> **Work instructions**
Wherever the string "เมษายน" appears, copy the whole line.

> **Data extract**

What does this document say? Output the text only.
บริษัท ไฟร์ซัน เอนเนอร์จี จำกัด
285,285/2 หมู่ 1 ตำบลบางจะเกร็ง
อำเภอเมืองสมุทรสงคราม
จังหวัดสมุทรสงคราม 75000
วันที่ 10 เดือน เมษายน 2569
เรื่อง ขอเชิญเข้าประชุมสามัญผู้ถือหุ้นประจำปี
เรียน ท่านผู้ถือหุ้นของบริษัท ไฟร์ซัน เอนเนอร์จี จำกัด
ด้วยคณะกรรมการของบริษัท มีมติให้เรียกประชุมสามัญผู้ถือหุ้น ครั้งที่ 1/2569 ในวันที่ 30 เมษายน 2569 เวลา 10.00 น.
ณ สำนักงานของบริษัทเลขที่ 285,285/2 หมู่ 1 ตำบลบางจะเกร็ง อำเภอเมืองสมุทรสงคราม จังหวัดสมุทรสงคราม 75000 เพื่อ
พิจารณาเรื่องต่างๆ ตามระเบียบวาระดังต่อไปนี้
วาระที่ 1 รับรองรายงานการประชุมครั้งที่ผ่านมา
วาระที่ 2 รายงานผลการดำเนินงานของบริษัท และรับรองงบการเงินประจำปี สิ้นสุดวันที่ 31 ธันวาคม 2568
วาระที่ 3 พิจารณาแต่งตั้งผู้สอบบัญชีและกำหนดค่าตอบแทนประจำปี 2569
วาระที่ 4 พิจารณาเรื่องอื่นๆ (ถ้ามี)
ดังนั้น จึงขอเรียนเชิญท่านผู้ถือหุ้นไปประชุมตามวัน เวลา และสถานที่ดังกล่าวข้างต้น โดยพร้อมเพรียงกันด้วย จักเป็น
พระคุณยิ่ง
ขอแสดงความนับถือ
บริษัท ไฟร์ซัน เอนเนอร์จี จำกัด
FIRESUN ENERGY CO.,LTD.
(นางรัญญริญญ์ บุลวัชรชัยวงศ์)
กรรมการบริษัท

> **The response**
วันที่ 10 เดือน เมษายน 2569
ด้วยคณะกรรมการของบริษัท มีมติให้เรียกประชุมสามัญผู้ถือหุ้น ครั้งที่ 1/2569 ในวันที่ 30 เมษายน 2569 เวลา 10.00 น.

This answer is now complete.